Goal:
List each line of the data that holds the string "label", please.

· · · ·

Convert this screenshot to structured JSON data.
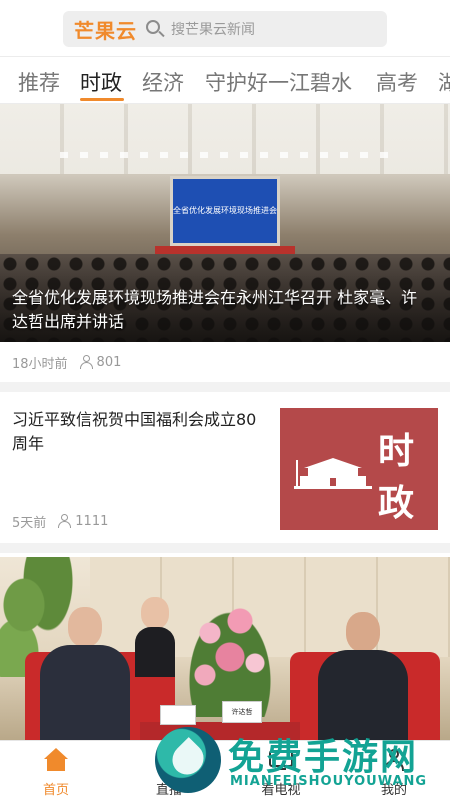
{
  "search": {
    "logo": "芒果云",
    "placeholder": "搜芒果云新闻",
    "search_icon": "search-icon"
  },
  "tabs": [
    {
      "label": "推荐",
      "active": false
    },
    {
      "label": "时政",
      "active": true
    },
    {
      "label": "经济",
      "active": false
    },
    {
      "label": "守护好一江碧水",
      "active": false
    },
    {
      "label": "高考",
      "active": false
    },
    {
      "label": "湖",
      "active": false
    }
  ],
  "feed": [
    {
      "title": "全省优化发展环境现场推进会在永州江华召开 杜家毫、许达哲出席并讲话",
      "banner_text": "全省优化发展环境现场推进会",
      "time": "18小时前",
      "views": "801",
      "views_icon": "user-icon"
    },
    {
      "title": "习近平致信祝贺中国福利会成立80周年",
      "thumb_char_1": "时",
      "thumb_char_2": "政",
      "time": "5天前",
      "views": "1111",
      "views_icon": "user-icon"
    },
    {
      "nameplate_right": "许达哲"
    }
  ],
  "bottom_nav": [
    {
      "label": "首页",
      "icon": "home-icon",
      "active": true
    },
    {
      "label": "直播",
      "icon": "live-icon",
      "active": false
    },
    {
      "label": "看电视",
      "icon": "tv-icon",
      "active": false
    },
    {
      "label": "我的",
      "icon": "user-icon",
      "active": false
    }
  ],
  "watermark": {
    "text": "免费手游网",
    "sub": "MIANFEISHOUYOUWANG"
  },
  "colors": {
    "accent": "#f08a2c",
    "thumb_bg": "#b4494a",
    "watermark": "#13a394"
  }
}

· · · ·

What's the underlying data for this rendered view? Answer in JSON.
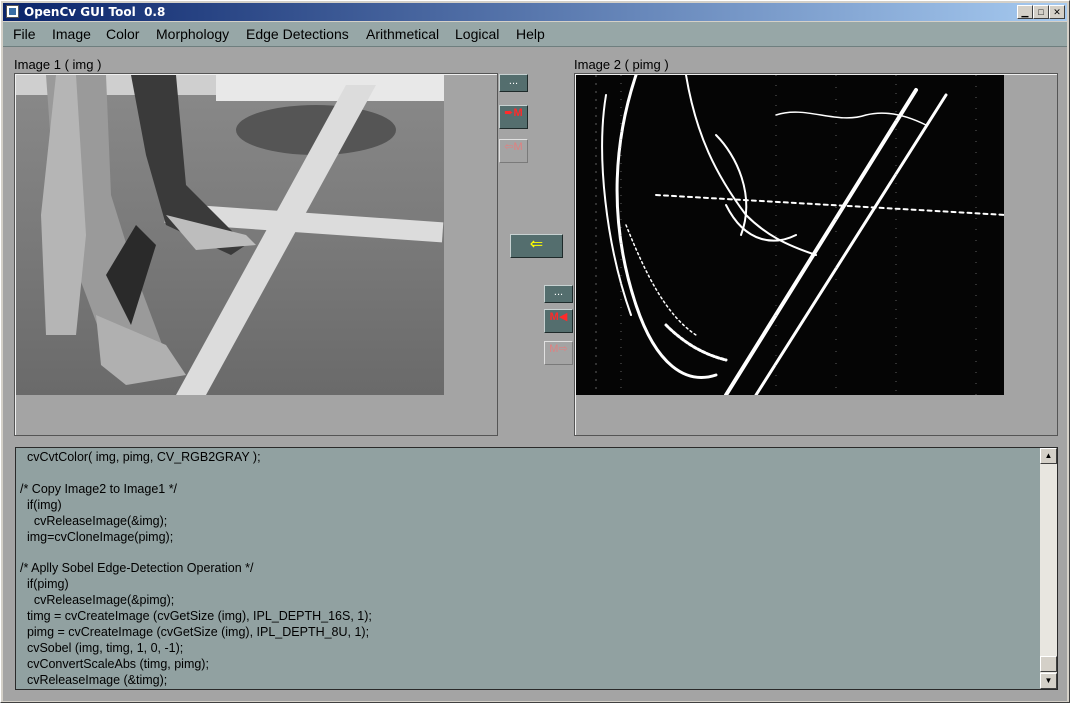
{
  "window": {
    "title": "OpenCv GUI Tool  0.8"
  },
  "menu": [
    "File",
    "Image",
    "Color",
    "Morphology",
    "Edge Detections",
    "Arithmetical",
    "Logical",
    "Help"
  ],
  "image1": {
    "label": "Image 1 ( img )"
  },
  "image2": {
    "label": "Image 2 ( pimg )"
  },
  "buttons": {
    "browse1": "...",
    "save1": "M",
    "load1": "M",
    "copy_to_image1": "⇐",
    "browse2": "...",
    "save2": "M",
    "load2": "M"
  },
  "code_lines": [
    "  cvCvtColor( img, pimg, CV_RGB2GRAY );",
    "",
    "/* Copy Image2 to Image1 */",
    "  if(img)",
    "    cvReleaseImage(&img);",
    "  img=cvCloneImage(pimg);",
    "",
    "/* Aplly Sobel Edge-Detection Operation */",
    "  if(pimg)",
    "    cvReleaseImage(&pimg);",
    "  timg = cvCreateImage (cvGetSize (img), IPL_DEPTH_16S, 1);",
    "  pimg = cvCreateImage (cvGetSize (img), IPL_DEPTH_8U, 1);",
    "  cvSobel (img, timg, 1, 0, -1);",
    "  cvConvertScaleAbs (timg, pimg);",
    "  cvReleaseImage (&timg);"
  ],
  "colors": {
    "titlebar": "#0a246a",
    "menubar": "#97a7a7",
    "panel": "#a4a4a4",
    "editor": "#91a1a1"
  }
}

· · · ·

Response:
      "label": "推荐",
      "label": "时政",
      "label": "经济",
      "label": "守护好一江碧水",
      "label": "高考",
      "label": "湖",
      "label": "首页",
      "label": "直播",
      "label": "看电视",
      "label": "我的",
    "label": "Image 1 ( img )"
    "label": "Image 2 ( pimg )"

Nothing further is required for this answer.